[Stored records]
▬▬▬
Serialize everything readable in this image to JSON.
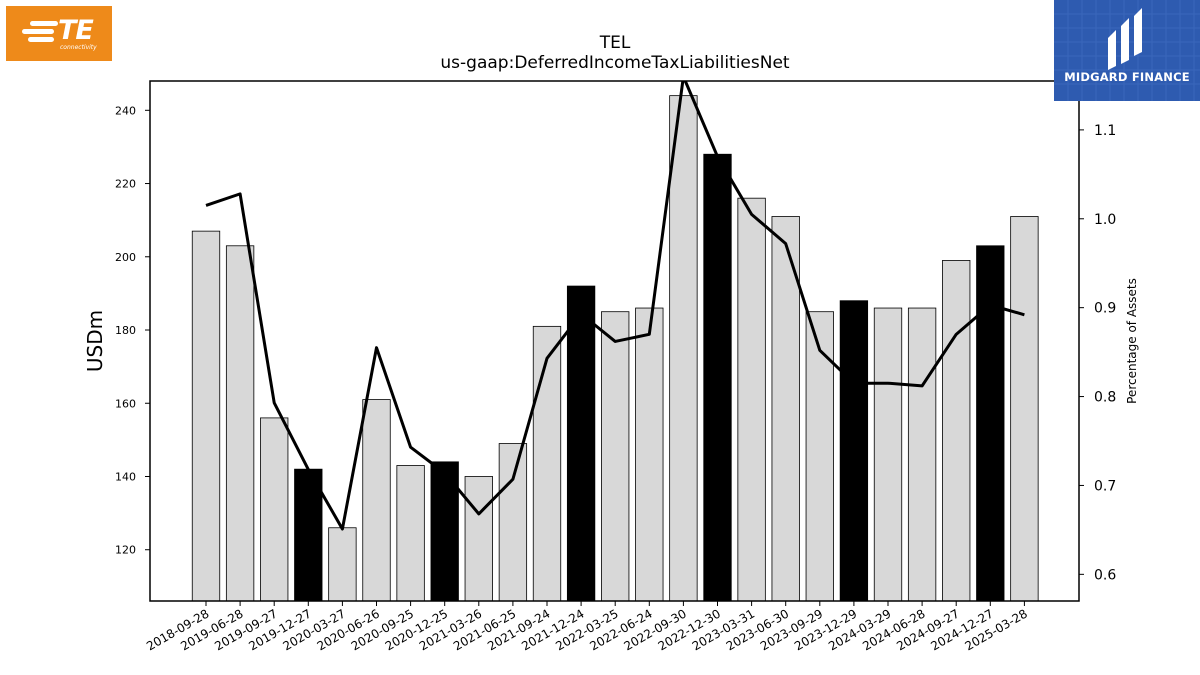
{
  "logos": {
    "left": {
      "word": "TE",
      "sub": "connectivity",
      "color": "#ee8a1a"
    },
    "right": {
      "name": "MIDGARD FINANCE",
      "color": "#2e5bb0"
    }
  },
  "chart_data": {
    "type": "bar",
    "title": "TEL",
    "subtitle": "us-gaap:DeferredIncomeTaxLiabilitiesNet",
    "ylabel": "USDm",
    "y2label": "Percentage of Assets",
    "ylim": [
      106,
      248
    ],
    "y2lim": [
      0.57,
      1.155
    ],
    "yticks": [
      120,
      140,
      160,
      180,
      200,
      220,
      240
    ],
    "y2ticks": [
      0.6,
      0.7,
      0.8,
      0.9,
      1.0,
      1.1
    ],
    "categories": [
      "2018-09-28",
      "2019-06-28",
      "2019-09-27",
      "2019-12-27",
      "2020-03-27",
      "2020-06-26",
      "2020-09-25",
      "2020-12-25",
      "2021-03-26",
      "2021-06-25",
      "2021-09-24",
      "2021-12-24",
      "2022-03-25",
      "2022-06-24",
      "2022-09-30",
      "2022-12-30",
      "2023-03-31",
      "2023-06-30",
      "2023-09-29",
      "2023-12-29",
      "2024-03-29",
      "2024-06-28",
      "2024-09-27",
      "2024-12-27",
      "2025-03-28"
    ],
    "series": [
      {
        "type": "bar",
        "values": [
          207,
          203,
          156,
          142,
          126,
          161,
          143,
          144,
          140,
          149,
          181,
          192,
          185,
          186,
          244,
          228,
          216,
          211,
          185,
          188,
          186,
          186,
          199,
          203,
          211
        ],
        "highlight": [
          false,
          false,
          false,
          true,
          false,
          false,
          false,
          true,
          false,
          false,
          false,
          true,
          false,
          false,
          false,
          true,
          false,
          false,
          false,
          true,
          false,
          false,
          false,
          true,
          false
        ]
      },
      {
        "type": "line",
        "axis": "right",
        "values": [
          1.015,
          1.028,
          0.793,
          0.718,
          0.651,
          0.855,
          0.743,
          0.714,
          0.668,
          0.707,
          0.843,
          0.893,
          0.862,
          0.87,
          1.16,
          1.07,
          1.005,
          0.972,
          0.852,
          0.815,
          0.815,
          0.812,
          0.87,
          0.903,
          0.892
        ]
      }
    ],
    "colors": {
      "bar": "#d8d8d8",
      "bar_highlight": "#000000",
      "line": "#000000"
    },
    "grid": false,
    "legend": "none"
  }
}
▬▬▬
| Stated task |
Without including the pictures, return each record above exactly as it stands.

| Completed exercise |
Serialize everything readable in this image to JSON.
{
  "logos": {
    "left": {
      "word": "TE",
      "sub": "connectivity",
      "color": "#ee8a1a"
    },
    "right": {
      "name": "MIDGARD FINANCE",
      "color": "#2e5bb0"
    }
  },
  "chart_data": {
    "type": "bar",
    "title": "TEL",
    "subtitle": "us-gaap:DeferredIncomeTaxLiabilitiesNet",
    "ylabel": "USDm",
    "y2label": "Percentage of Assets",
    "ylim": [
      106,
      248
    ],
    "y2lim": [
      0.57,
      1.155
    ],
    "yticks": [
      120,
      140,
      160,
      180,
      200,
      220,
      240
    ],
    "y2ticks": [
      0.6,
      0.7,
      0.8,
      0.9,
      1.0,
      1.1
    ],
    "categories": [
      "2018-09-28",
      "2019-06-28",
      "2019-09-27",
      "2019-12-27",
      "2020-03-27",
      "2020-06-26",
      "2020-09-25",
      "2020-12-25",
      "2021-03-26",
      "2021-06-25",
      "2021-09-24",
      "2021-12-24",
      "2022-03-25",
      "2022-06-24",
      "2022-09-30",
      "2022-12-30",
      "2023-03-31",
      "2023-06-30",
      "2023-09-29",
      "2023-12-29",
      "2024-03-29",
      "2024-06-28",
      "2024-09-27",
      "2024-12-27",
      "2025-03-28"
    ],
    "series": [
      {
        "type": "bar",
        "values": [
          207,
          203,
          156,
          142,
          126,
          161,
          143,
          144,
          140,
          149,
          181,
          192,
          185,
          186,
          244,
          228,
          216,
          211,
          185,
          188,
          186,
          186,
          199,
          203,
          211
        ],
        "highlight": [
          false,
          false,
          false,
          true,
          false,
          false,
          false,
          true,
          false,
          false,
          false,
          true,
          false,
          false,
          false,
          true,
          false,
          false,
          false,
          true,
          false,
          false,
          false,
          true,
          false
        ]
      },
      {
        "type": "line",
        "axis": "right",
        "values": [
          1.015,
          1.028,
          0.793,
          0.718,
          0.651,
          0.855,
          0.743,
          0.714,
          0.668,
          0.707,
          0.843,
          0.893,
          0.862,
          0.87,
          1.16,
          1.07,
          1.005,
          0.972,
          0.852,
          0.815,
          0.815,
          0.812,
          0.87,
          0.903,
          0.892
        ]
      }
    ],
    "colors": {
      "bar": "#d8d8d8",
      "bar_highlight": "#000000",
      "line": "#000000"
    },
    "grid": false,
    "legend": "none"
  }
}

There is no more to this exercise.